EXERCISE AIM:
Scan the entries below and count the lines holding the string "Simon". Supply only the number.
⟨
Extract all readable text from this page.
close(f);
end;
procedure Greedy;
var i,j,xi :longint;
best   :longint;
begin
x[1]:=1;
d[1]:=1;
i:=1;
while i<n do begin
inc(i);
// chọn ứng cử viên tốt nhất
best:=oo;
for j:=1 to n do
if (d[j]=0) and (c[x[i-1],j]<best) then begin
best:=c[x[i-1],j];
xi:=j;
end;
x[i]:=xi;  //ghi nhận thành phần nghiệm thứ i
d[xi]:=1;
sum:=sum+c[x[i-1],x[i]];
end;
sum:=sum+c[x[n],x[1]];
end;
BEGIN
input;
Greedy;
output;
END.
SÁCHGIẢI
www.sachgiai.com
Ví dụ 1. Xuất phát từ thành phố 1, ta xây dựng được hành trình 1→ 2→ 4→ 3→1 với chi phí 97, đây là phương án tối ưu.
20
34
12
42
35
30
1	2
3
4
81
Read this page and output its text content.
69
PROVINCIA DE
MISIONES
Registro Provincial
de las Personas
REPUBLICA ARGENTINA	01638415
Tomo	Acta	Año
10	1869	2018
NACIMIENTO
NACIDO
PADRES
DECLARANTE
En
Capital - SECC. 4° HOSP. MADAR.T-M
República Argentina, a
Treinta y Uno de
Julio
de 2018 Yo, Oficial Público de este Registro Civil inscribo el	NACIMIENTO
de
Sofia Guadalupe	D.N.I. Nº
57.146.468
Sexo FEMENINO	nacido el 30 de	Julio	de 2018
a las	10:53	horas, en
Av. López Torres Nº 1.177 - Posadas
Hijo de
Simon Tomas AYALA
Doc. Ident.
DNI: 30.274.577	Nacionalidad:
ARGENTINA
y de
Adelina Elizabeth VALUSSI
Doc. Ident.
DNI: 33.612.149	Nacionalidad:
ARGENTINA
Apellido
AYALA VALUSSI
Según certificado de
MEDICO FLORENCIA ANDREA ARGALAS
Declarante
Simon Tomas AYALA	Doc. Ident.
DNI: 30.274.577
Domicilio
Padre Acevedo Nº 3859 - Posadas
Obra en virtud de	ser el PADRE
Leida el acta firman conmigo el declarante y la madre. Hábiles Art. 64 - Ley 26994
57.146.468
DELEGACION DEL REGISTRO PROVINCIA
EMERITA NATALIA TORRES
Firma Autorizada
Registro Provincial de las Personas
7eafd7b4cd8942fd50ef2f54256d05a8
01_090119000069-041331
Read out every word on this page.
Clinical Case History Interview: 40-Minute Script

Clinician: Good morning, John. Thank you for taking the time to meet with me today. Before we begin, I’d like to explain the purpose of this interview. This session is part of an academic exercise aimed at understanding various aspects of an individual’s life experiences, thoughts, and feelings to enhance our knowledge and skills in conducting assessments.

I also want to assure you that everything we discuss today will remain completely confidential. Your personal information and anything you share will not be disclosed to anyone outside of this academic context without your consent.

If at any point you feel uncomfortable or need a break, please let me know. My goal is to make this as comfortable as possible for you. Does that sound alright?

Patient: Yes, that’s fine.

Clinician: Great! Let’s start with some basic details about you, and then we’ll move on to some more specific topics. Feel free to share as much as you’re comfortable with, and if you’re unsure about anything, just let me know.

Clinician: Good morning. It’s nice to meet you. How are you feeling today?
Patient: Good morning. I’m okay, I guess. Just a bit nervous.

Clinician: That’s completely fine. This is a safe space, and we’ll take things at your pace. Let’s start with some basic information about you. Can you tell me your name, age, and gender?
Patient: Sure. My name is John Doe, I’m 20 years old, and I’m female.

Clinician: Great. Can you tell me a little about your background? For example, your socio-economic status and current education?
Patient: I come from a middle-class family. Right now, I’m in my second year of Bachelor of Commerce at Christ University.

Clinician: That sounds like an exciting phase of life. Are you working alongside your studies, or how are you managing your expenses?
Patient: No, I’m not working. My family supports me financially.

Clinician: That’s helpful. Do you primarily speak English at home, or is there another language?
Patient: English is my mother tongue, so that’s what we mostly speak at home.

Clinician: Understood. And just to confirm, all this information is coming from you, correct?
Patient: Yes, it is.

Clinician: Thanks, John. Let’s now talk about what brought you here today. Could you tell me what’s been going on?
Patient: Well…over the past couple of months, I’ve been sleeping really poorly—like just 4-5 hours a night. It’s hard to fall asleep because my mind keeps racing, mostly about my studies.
⟩
ANSWER TO THIS PROBLEM:
2